INPUT DATA start

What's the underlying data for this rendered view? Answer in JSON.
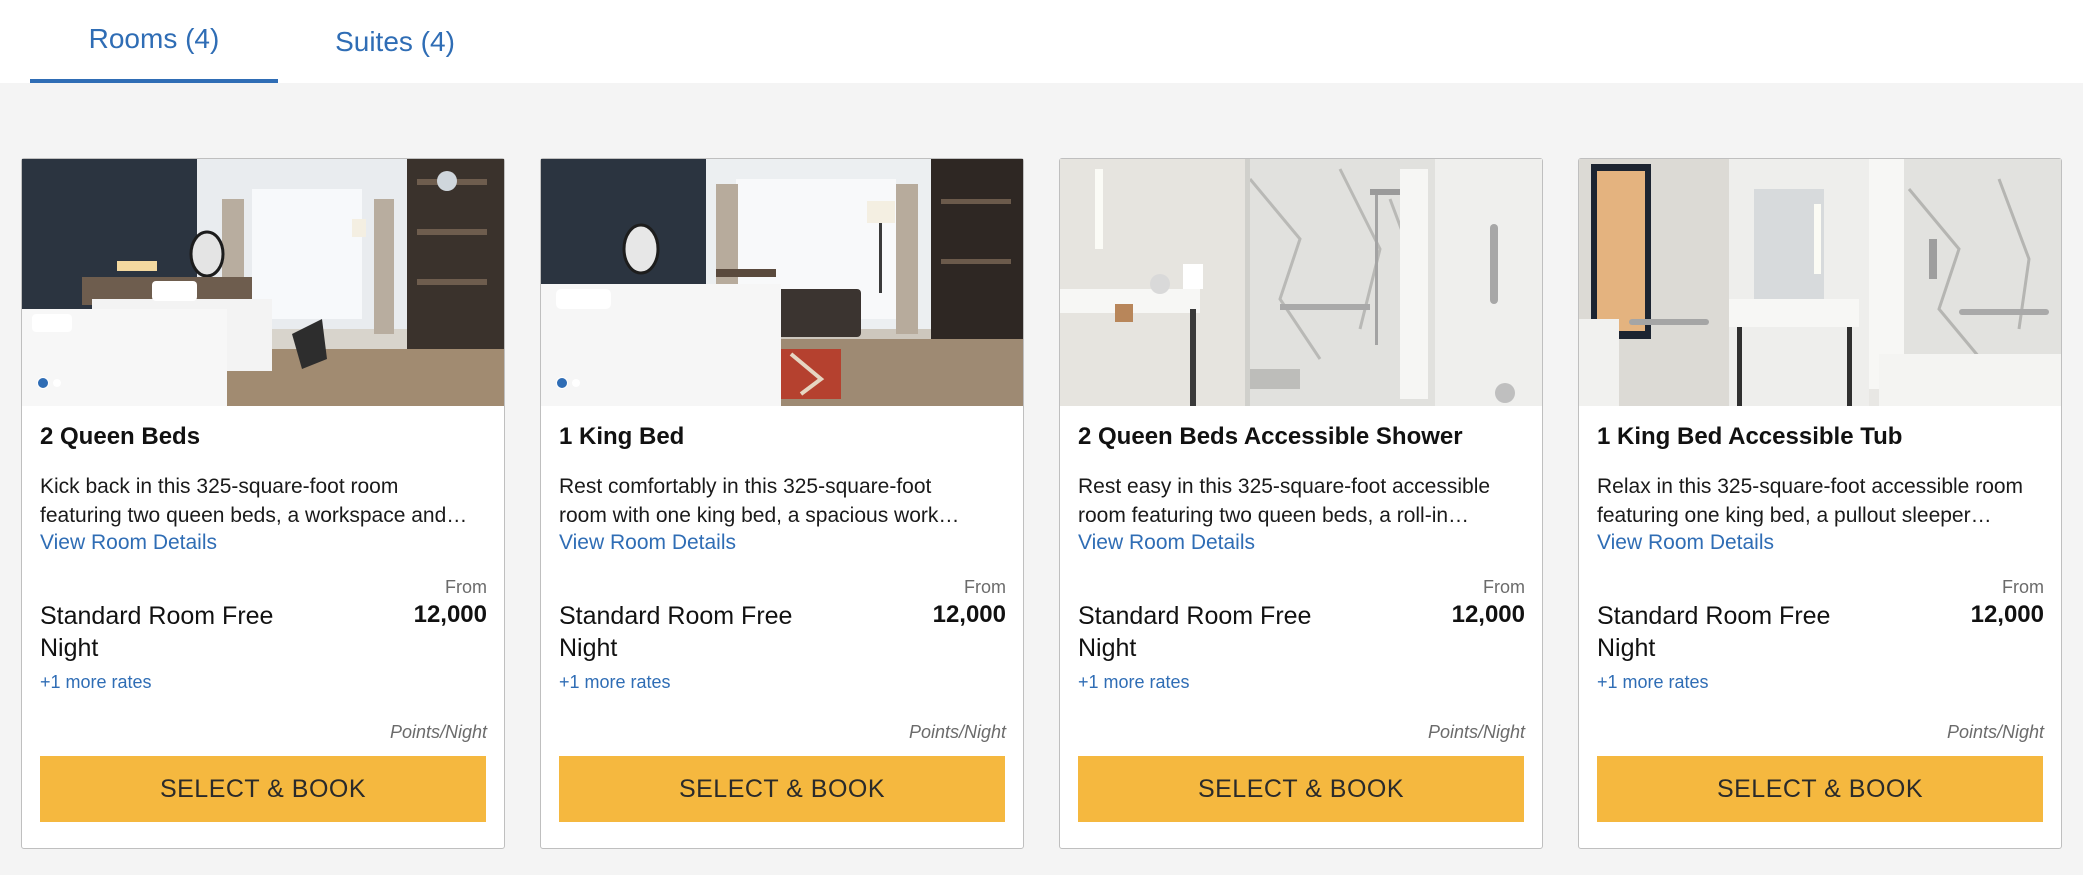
{
  "tabs": [
    {
      "label": "Rooms (4)",
      "active": true
    },
    {
      "label": "Suites (4)",
      "active": false
    }
  ],
  "colors": {
    "accent": "#2f6db5",
    "button": "#f5b83f",
    "background": "#f4f4f4"
  },
  "rooms": [
    {
      "title": "2 Queen Beds",
      "desc_line1": "Kick back in this 325-square-foot room",
      "desc_line2": "featuring two queen beds, a workspace and…",
      "details_link": "View Room Details",
      "from_label": "From",
      "rate_name": "Standard Room Free Night",
      "points": "12,000",
      "more_rates": "+1 more rates",
      "unit": "Points/Night",
      "button": "SELECT & BOOK",
      "has_carousel_dots": true,
      "image": "hotel-room-two-queen-beds"
    },
    {
      "title": "1 King Bed",
      "desc_line1": "Rest comfortably in this 325-square-foot",
      "desc_line2": "room with one king bed, a spacious work…",
      "details_link": "View Room Details",
      "from_label": "From",
      "rate_name": "Standard Room Free Night",
      "points": "12,000",
      "more_rates": "+1 more rates",
      "unit": "Points/Night",
      "button": "SELECT & BOOK",
      "has_carousel_dots": true,
      "image": "hotel-room-king-bed-sofa"
    },
    {
      "title": "2 Queen Beds Accessible Shower",
      "desc_line1": "Rest easy in this 325-square-foot accessible",
      "desc_line2": "room featuring two queen beds, a roll-in…",
      "details_link": "View Room Details",
      "from_label": "From",
      "rate_name": "Standard Room Free Night",
      "points": "12,000",
      "more_rates": "+1 more rates",
      "unit": "Points/Night",
      "button": "SELECT & BOOK",
      "has_carousel_dots": false,
      "image": "accessible-roll-in-shower-bathroom"
    },
    {
      "title": "1 King Bed Accessible Tub",
      "desc_line1": "Relax in this 325-square-foot accessible room",
      "desc_line2": "featuring one king bed, a pullout sleeper…",
      "details_link": "View Room Details",
      "from_label": "From",
      "rate_name": "Standard Room Free Night",
      "points": "12,000",
      "more_rates": "+1 more rates",
      "unit": "Points/Night",
      "button": "SELECT & BOOK",
      "has_carousel_dots": false,
      "image": "accessible-bathroom-with-tub"
    }
  ]
}
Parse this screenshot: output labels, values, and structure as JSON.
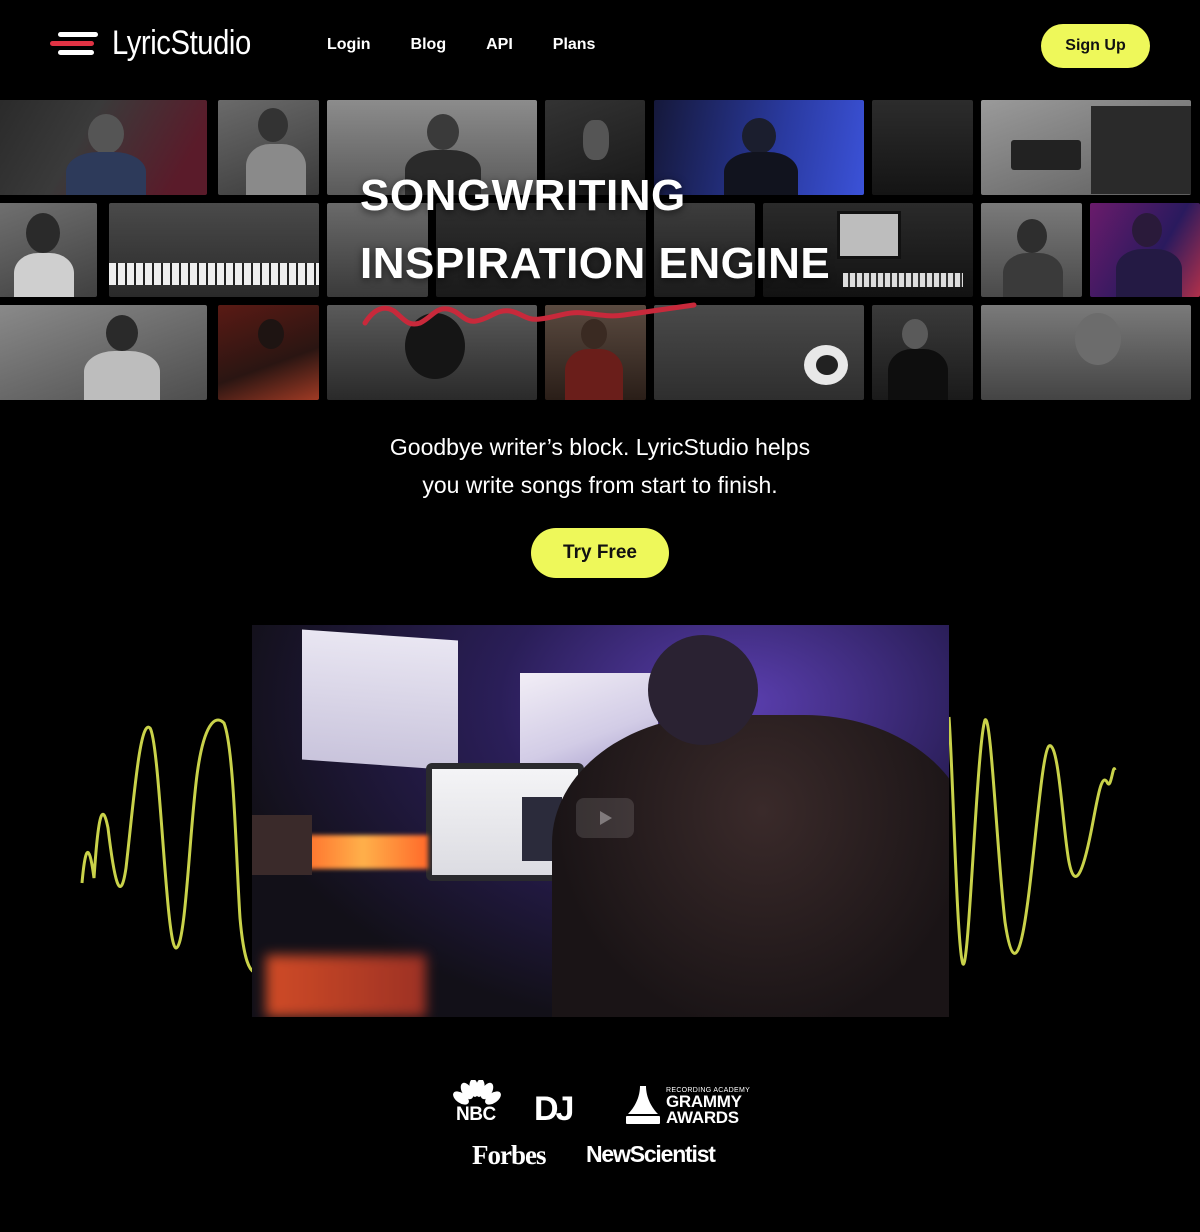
{
  "brand": {
    "name": "LyricStudio",
    "accent_red": "#e03344",
    "accent_yellow": "#eef85a"
  },
  "nav": {
    "login": "Login",
    "blog": "Blog",
    "api": "API",
    "plans": "Plans"
  },
  "header": {
    "signup_label": "Sign Up"
  },
  "hero": {
    "title_line1": "SONGWRITING",
    "title_line2": "INSPIRATION ENGINE",
    "subtitle_line1": "Goodbye writer’s block. LyricStudio helps",
    "subtitle_line2": "you write songs from start to finish.",
    "cta_label": "Try Free"
  },
  "video": {
    "play_icon": "play-icon"
  },
  "press": {
    "nbc": "NBC",
    "dj": "DJ",
    "grammy_small": "RECORDING ACADEMY",
    "grammy_line1": "GRAMMY",
    "grammy_line2": "AWARDS",
    "forbes": "Forbes",
    "newscientist": "NewScientist"
  }
}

INPUT DATA end

» **EXERCISE**
Omit every image. Quote each record exactly.

» **TASK SOLUTION**
What's the underlying data for this rendered view? Answer in JSON.
{
  "tabs": [
    {
      "label": "Rooms (4)",
      "active": true
    },
    {
      "label": "Suites (4)",
      "active": false
    }
  ],
  "colors": {
    "accent": "#2f6db5",
    "button": "#f5b83f",
    "background": "#f4f4f4"
  },
  "rooms": [
    {
      "title": "2 Queen Beds",
      "desc_line1": "Kick back in this 325-square-foot room",
      "desc_line2": "featuring two queen beds, a workspace and…",
      "details_link": "View Room Details",
      "from_label": "From",
      "rate_name": "Standard Room Free Night",
      "points": "12,000",
      "more_rates": "+1 more rates",
      "unit": "Points/Night",
      "button": "SELECT & BOOK",
      "has_carousel_dots": true,
      "image": "hotel-room-two-queen-beds"
    },
    {
      "title": "1 King Bed",
      "desc_line1": "Rest comfortably in this 325-square-foot",
      "desc_line2": "room with one king bed, a spacious work…",
      "details_link": "View Room Details",
      "from_label": "From",
      "rate_name": "Standard Room Free Night",
      "points": "12,000",
      "more_rates": "+1 more rates",
      "unit": "Points/Night",
      "button": "SELECT & BOOK",
      "has_carousel_dots": true,
      "image": "hotel-room-king-bed-sofa"
    },
    {
      "title": "2 Queen Beds Accessible Shower",
      "desc_line1": "Rest easy in this 325-square-foot accessible",
      "desc_line2": "room featuring two queen beds, a roll-in…",
      "details_link": "View Room Details",
      "from_label": "From",
      "rate_name": "Standard Room Free Night",
      "points": "12,000",
      "more_rates": "+1 more rates",
      "unit": "Points/Night",
      "button": "SELECT & BOOK",
      "has_carousel_dots": false,
      "image": "accessible-roll-in-shower-bathroom"
    },
    {
      "title": "1 King Bed Accessible Tub",
      "desc_line1": "Relax in this 325-square-foot accessible room",
      "desc_line2": "featuring one king bed, a pullout sleeper…",
      "details_link": "View Room Details",
      "from_label": "From",
      "rate_name": "Standard Room Free Night",
      "points": "12,000",
      "more_rates": "+1 more rates",
      "unit": "Points/Night",
      "button": "SELECT & BOOK",
      "has_carousel_dots": false,
      "image": "accessible-bathroom-with-tub"
    }
  ]
}
Parse this screenshot: output labels, values, and structure as JSON.
{
  "brand": {
    "name": "LyricStudio",
    "accent_red": "#e03344",
    "accent_yellow": "#eef85a"
  },
  "nav": {
    "login": "Login",
    "blog": "Blog",
    "api": "API",
    "plans": "Plans"
  },
  "header": {
    "signup_label": "Sign Up"
  },
  "hero": {
    "title_line1": "SONGWRITING",
    "title_line2": "INSPIRATION ENGINE",
    "subtitle_line1": "Goodbye writer’s block. LyricStudio helps",
    "subtitle_line2": "you write songs from start to finish.",
    "cta_label": "Try Free"
  },
  "video": {
    "play_icon": "play-icon"
  },
  "press": {
    "nbc": "NBC",
    "dj": "DJ",
    "grammy_small": "RECORDING ACADEMY",
    "grammy_line1": "GRAMMY",
    "grammy_line2": "AWARDS",
    "forbes": "Forbes",
    "newscientist": "NewScientist"
  }
}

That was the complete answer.